━━━━━ THE RECORDS

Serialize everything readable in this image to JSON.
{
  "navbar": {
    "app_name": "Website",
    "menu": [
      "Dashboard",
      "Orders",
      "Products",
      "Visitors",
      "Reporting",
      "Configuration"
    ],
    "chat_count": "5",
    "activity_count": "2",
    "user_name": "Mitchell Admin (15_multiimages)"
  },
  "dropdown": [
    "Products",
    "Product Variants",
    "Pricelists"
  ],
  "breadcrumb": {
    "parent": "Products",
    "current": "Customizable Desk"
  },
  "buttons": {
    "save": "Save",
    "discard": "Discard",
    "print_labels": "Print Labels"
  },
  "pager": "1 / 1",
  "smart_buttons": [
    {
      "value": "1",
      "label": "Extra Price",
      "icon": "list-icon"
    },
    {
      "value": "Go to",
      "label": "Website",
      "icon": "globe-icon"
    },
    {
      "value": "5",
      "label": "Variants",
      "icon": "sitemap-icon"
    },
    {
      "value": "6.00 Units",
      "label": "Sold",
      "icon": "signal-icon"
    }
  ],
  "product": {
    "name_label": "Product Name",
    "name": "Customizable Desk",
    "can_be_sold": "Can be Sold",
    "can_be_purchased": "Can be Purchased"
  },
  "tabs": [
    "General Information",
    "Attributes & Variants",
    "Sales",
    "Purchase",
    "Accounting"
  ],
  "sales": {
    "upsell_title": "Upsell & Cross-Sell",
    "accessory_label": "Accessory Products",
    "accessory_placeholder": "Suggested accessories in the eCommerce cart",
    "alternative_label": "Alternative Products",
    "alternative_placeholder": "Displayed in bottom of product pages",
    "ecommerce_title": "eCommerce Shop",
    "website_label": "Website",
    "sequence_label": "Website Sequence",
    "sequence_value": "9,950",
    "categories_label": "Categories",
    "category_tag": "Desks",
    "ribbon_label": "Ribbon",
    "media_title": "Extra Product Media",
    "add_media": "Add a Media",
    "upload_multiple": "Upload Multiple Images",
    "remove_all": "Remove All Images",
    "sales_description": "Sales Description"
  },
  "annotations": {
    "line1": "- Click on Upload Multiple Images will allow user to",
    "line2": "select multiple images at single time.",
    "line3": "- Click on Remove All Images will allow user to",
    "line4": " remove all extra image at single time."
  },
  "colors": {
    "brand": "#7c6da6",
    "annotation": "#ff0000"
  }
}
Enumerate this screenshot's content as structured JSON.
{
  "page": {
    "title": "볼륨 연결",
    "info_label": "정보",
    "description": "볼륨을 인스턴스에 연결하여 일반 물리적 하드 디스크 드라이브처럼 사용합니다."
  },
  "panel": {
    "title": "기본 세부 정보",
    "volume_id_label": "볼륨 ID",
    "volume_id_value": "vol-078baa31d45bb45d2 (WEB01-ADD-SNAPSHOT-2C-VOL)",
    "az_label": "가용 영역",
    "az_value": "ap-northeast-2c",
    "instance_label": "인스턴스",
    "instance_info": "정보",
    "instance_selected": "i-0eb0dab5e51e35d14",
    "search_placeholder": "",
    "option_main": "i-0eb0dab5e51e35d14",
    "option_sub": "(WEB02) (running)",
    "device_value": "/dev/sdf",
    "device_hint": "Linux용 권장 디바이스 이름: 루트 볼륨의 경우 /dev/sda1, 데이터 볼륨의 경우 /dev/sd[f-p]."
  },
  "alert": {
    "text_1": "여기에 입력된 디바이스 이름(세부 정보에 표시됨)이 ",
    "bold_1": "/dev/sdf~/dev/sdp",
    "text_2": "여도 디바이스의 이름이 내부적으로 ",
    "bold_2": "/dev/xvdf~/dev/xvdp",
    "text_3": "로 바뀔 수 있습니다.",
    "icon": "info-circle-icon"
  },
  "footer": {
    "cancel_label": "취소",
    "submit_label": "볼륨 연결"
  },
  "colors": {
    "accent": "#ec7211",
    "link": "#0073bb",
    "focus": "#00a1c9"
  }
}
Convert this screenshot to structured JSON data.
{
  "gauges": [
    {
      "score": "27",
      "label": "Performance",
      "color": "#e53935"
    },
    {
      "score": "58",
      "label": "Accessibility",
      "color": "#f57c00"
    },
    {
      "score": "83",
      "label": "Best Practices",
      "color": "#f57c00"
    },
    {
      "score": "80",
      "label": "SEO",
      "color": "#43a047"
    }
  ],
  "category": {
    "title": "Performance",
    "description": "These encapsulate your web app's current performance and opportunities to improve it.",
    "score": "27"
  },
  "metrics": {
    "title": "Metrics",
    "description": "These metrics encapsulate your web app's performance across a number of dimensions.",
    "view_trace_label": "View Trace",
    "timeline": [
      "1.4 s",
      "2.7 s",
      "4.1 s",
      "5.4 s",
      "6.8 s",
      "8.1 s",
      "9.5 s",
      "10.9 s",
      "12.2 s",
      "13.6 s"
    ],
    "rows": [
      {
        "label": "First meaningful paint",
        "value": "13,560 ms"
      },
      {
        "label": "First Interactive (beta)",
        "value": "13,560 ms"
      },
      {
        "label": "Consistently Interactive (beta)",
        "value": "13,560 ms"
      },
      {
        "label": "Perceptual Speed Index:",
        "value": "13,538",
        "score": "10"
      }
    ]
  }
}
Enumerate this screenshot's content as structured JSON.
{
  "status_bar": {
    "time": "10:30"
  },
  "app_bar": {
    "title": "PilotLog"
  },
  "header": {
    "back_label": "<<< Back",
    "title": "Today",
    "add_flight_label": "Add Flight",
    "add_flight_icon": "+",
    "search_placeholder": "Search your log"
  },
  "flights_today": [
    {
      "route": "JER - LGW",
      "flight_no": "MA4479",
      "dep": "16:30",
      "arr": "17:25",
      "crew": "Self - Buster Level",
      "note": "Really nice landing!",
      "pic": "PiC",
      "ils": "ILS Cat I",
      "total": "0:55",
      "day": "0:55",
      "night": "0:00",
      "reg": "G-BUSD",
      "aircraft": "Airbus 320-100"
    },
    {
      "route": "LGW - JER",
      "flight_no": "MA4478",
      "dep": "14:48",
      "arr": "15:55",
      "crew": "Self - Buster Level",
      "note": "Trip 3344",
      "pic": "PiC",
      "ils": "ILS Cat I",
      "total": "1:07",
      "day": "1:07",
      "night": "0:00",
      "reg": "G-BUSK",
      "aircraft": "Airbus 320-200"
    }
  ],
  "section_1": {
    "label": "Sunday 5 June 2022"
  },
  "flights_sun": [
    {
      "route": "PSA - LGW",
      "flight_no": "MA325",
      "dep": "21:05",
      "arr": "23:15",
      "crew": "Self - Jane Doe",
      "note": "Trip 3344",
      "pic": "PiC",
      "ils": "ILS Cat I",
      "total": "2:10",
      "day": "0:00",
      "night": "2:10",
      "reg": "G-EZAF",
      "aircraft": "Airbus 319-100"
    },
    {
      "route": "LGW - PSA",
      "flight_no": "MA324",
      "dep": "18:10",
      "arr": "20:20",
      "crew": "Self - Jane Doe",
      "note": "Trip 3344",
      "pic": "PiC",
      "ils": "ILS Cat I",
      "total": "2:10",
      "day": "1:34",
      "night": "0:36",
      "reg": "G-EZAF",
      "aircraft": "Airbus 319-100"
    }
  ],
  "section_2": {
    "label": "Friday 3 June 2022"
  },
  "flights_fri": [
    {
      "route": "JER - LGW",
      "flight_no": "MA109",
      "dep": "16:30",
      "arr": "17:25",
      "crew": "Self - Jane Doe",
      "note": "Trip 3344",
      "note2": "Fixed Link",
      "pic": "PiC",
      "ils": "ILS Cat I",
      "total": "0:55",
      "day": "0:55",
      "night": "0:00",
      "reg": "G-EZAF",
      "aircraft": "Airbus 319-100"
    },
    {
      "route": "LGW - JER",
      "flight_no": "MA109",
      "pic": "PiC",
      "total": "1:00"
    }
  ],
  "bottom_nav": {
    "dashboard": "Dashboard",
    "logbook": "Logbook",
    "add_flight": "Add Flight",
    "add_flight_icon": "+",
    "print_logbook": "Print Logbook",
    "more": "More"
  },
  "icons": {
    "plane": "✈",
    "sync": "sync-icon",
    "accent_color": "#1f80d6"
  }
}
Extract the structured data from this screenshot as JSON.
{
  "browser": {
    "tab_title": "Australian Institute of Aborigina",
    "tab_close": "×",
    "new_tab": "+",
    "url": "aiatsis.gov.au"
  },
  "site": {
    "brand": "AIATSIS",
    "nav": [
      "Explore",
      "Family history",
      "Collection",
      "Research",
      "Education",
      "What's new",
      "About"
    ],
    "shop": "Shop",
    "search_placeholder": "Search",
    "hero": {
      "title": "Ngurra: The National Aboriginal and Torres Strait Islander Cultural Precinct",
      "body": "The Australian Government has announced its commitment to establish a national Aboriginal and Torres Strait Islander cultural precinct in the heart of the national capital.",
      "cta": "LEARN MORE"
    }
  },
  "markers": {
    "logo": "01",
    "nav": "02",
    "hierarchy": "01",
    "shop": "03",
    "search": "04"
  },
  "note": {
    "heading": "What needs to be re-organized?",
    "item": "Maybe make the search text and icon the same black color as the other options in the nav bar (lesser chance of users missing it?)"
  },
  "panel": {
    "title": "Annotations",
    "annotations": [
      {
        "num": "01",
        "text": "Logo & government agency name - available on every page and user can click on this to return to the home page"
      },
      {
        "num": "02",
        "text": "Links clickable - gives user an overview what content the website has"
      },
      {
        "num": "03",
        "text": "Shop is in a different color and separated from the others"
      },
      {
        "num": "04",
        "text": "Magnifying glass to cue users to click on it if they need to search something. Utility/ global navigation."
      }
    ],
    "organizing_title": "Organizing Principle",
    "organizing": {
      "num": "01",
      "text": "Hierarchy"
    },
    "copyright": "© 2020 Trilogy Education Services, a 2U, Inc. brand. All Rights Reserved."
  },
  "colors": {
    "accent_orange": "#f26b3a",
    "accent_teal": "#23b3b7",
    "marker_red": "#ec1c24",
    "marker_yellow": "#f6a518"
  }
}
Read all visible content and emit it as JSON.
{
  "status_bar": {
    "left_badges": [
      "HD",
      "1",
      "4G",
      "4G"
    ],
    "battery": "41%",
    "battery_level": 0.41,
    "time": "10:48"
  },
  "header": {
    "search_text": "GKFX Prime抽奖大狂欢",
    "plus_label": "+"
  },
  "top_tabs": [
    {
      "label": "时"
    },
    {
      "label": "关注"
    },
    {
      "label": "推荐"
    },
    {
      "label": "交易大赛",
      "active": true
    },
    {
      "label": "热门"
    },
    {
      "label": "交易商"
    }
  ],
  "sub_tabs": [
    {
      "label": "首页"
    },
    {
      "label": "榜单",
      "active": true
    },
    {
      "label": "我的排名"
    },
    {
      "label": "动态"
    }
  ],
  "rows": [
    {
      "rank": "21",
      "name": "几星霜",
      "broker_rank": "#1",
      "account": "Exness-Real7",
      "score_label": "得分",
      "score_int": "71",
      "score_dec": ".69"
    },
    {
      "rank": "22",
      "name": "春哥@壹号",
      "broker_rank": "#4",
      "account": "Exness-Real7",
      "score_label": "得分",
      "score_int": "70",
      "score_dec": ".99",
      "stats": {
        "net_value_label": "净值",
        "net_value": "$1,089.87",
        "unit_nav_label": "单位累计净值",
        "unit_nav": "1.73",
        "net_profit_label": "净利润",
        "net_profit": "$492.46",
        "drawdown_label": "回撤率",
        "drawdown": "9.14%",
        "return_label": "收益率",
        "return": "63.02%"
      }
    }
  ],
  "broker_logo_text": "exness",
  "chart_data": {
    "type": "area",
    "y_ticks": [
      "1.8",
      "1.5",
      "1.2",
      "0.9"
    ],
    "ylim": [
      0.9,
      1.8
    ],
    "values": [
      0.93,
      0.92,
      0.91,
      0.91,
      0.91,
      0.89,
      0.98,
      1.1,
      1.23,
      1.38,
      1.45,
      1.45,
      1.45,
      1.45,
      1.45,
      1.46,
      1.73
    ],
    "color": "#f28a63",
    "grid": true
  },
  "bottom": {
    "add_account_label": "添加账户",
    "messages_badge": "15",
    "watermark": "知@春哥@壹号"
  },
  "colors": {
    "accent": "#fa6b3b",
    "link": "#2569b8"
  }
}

━━━━━━━━━━

• **EXERCISE DIRECTIONS**
Copy out all lines above that include the string "eCommerce".

• **THE RESULT**
    "accessory_placeholder": "Suggested accessories in the eCommerce cart",
    "ecommerce_title": "eCommerce Shop",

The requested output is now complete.